- _Task input_
- - - - -

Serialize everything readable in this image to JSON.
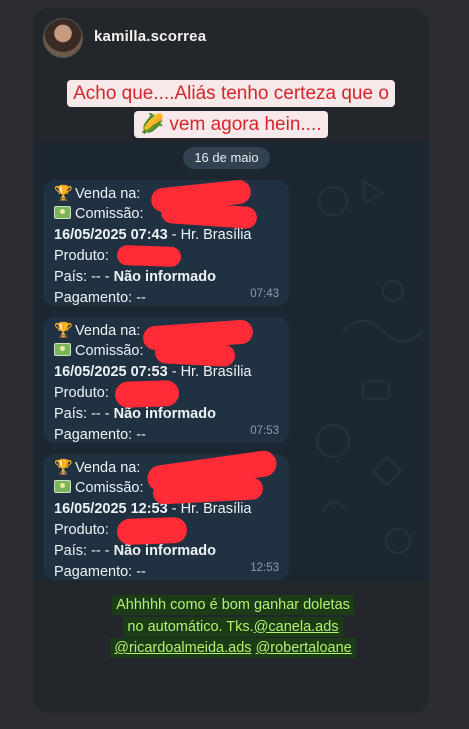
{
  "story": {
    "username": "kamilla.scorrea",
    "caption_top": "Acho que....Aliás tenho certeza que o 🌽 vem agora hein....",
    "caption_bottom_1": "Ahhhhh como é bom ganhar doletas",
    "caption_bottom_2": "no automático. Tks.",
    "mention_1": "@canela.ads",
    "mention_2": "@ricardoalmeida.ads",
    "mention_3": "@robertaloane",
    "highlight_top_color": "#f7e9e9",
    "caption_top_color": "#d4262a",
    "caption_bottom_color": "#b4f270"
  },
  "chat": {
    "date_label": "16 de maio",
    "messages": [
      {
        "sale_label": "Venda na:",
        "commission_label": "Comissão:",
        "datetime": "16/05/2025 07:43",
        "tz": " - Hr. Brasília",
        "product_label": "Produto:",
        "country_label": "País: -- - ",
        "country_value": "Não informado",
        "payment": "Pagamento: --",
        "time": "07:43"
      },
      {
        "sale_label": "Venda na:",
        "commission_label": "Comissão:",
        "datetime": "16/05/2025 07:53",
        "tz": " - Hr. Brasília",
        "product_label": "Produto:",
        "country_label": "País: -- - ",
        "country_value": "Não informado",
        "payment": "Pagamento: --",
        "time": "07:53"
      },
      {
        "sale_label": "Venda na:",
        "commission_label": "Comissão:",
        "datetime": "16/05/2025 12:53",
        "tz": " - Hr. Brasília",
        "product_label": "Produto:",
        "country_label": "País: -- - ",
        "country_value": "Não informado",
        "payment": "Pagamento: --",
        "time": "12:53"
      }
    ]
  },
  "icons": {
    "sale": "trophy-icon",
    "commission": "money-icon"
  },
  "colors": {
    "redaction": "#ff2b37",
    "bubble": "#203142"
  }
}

- - - - -

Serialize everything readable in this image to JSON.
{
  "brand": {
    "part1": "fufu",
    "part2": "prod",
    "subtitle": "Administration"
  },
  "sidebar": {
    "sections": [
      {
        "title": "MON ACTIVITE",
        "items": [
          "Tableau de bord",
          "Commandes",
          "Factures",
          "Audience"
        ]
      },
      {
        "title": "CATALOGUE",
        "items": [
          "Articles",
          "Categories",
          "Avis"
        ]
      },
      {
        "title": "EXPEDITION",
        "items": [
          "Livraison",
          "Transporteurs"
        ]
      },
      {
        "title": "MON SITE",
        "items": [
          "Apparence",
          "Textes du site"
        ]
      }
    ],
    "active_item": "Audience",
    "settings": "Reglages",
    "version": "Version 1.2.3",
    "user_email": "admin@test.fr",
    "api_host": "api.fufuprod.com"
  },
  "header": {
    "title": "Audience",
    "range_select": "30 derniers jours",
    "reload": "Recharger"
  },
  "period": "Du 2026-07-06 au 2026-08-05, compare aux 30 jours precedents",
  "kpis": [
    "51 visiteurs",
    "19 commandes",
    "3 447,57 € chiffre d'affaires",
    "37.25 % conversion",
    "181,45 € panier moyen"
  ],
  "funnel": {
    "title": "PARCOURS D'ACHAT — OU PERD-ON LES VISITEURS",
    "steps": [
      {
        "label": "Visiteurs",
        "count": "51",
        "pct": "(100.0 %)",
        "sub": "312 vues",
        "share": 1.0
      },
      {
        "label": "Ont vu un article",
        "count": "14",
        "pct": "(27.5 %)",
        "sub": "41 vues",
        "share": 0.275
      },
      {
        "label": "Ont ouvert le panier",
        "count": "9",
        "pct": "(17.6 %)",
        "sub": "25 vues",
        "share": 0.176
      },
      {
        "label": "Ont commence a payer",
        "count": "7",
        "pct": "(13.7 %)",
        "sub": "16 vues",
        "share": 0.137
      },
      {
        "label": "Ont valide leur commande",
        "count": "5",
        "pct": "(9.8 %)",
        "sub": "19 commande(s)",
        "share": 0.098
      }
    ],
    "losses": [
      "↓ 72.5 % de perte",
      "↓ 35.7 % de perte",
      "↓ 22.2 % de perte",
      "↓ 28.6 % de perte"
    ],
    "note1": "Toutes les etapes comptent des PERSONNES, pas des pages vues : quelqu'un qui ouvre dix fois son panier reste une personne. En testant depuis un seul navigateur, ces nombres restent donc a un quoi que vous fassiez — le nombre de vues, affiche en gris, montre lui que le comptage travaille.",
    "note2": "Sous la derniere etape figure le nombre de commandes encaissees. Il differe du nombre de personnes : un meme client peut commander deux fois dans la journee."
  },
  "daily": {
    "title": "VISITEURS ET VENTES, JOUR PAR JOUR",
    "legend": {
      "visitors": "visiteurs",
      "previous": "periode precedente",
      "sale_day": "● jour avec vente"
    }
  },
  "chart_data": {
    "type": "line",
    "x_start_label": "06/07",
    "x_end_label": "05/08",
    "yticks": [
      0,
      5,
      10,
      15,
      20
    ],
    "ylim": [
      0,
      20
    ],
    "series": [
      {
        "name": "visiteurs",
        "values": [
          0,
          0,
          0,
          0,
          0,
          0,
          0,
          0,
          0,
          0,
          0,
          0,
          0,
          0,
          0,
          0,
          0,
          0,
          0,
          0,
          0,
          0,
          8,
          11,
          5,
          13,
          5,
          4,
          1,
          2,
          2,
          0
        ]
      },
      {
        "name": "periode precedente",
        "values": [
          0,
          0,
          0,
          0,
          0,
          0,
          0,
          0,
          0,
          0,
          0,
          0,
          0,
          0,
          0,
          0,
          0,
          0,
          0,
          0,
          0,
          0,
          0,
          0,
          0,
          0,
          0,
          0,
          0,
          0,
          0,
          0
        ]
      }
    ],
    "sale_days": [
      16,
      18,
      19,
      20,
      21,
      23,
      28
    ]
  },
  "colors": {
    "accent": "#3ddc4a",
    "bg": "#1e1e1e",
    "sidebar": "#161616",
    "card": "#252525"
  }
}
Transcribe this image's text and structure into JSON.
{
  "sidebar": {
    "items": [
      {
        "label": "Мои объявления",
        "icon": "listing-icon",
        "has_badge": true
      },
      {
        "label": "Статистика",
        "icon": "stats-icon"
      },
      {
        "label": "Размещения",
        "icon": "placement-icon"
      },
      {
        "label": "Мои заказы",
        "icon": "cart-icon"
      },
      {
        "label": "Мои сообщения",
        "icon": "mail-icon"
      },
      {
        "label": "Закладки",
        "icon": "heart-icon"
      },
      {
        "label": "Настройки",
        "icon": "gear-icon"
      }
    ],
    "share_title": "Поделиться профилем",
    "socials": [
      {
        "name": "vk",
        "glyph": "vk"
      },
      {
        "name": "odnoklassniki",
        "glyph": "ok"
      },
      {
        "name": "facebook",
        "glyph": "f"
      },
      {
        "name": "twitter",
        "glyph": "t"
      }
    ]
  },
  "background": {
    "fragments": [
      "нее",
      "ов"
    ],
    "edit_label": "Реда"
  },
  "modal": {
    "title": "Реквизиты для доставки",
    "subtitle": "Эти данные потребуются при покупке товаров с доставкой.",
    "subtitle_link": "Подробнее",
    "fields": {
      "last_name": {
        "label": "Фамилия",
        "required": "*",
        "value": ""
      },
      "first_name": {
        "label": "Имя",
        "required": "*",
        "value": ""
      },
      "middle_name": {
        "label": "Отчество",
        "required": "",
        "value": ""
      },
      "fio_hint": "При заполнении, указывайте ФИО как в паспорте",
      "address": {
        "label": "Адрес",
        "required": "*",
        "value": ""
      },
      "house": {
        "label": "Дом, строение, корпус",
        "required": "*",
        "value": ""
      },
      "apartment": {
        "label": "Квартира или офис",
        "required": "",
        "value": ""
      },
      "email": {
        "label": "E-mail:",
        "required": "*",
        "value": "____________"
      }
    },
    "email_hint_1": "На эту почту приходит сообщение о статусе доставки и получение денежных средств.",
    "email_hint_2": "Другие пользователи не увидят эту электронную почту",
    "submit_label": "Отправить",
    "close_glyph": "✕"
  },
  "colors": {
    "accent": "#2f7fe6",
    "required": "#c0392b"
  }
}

- - - - -

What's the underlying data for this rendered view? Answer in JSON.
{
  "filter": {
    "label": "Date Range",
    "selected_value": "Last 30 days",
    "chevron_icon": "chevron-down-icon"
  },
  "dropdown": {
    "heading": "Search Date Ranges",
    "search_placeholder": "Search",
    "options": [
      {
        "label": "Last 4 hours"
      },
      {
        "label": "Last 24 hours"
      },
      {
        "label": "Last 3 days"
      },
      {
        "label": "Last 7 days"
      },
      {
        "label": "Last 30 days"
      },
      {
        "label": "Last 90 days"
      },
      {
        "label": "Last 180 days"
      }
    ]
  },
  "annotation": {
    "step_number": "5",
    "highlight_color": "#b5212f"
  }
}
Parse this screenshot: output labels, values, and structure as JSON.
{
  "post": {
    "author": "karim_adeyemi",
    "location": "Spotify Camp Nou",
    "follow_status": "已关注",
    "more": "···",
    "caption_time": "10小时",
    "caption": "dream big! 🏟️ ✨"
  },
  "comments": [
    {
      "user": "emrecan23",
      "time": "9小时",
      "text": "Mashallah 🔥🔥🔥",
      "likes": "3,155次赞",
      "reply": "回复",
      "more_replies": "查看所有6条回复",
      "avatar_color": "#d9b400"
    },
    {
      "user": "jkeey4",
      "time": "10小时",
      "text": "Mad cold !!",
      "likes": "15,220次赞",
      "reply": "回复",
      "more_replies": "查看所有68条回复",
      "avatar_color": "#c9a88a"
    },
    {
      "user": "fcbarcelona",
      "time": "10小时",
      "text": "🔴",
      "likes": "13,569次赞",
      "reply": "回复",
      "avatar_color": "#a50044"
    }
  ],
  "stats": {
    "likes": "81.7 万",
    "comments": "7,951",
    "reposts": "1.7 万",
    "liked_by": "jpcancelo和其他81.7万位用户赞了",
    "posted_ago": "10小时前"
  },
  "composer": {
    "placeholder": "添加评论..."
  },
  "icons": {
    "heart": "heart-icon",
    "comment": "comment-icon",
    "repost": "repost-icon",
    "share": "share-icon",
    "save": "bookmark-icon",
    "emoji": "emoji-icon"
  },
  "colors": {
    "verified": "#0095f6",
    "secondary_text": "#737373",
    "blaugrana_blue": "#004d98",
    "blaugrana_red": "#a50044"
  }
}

- - - - -

- _What is expected_
Which lines hold the word "Search"? Return all of them from the records above.

- _Complete response_
    "heading": "Search Date Ranges",
    "search_placeholder": "Search",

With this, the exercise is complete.